### WHAT TO PRODUCE
Find each line with the string "values" and report it.

### Structured figure records
= = = =

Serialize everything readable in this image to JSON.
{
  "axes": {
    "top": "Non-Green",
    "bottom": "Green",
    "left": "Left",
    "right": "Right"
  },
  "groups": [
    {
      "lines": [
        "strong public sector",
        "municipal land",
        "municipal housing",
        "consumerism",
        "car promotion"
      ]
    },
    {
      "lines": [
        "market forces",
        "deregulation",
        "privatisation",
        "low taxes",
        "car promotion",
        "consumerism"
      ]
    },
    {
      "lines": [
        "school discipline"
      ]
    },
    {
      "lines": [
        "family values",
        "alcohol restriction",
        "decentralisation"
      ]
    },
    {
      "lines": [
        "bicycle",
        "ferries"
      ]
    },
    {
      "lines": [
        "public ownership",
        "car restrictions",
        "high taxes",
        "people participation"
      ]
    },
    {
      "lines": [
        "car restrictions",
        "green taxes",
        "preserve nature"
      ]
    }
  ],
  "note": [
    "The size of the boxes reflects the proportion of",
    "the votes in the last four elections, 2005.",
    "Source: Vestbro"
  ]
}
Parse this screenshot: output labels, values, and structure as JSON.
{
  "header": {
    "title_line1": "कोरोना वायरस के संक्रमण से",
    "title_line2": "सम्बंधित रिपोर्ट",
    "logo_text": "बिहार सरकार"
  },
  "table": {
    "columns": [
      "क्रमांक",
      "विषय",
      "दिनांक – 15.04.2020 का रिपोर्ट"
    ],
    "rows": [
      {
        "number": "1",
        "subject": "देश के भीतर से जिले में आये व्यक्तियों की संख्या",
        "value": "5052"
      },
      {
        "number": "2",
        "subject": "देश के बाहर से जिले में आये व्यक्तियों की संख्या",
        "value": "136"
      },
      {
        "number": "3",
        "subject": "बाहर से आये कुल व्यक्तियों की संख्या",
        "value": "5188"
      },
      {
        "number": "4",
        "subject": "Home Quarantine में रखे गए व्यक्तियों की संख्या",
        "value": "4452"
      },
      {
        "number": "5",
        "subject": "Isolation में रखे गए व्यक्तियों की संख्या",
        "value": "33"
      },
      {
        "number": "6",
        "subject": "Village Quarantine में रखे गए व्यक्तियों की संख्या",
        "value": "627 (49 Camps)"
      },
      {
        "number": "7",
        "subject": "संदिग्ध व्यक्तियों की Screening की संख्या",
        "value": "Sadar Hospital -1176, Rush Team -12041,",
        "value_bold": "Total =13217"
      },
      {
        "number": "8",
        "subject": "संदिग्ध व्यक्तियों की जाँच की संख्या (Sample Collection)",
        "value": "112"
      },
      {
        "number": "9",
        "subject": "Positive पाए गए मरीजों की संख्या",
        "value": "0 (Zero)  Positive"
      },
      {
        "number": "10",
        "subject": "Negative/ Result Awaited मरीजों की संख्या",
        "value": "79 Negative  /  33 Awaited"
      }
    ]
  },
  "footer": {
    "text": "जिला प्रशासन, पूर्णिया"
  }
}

= = = =

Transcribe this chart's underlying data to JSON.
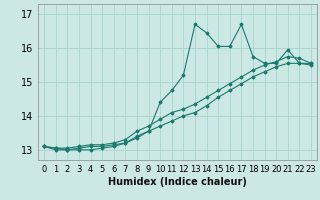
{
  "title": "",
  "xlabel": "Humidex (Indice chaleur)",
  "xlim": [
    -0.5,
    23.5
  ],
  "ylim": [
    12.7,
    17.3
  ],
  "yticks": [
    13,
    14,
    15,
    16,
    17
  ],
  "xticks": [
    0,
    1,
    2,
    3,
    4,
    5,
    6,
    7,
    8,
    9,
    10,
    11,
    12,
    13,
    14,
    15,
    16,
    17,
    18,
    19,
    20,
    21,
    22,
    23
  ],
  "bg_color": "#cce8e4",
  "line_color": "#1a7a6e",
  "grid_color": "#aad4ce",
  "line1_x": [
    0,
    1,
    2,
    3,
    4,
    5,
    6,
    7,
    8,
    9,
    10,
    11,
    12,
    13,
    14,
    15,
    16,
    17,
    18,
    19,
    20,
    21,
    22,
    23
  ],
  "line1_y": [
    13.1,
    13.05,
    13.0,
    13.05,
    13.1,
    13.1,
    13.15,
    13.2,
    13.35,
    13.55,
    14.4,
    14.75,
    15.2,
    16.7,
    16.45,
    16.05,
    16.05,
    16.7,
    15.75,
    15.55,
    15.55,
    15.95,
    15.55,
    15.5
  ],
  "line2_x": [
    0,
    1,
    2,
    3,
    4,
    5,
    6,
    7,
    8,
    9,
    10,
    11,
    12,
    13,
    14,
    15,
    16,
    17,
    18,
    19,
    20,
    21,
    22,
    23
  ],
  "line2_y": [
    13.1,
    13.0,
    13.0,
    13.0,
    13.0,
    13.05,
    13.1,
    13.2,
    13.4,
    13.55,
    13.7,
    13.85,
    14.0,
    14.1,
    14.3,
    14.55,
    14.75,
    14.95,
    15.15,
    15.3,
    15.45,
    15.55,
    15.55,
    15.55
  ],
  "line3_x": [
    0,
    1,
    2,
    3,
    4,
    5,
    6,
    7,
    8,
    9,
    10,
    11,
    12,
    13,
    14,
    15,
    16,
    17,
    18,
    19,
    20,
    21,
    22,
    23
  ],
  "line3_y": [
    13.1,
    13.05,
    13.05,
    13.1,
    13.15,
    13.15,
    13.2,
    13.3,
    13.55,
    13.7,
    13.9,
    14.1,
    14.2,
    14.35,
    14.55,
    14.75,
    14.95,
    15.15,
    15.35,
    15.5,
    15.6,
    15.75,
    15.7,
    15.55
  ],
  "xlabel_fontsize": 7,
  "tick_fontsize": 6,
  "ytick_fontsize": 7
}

= = = =

### ANSWER TO THE TASK
        "family values",
Parse this screenshot: output labels, values, and structure as JSON.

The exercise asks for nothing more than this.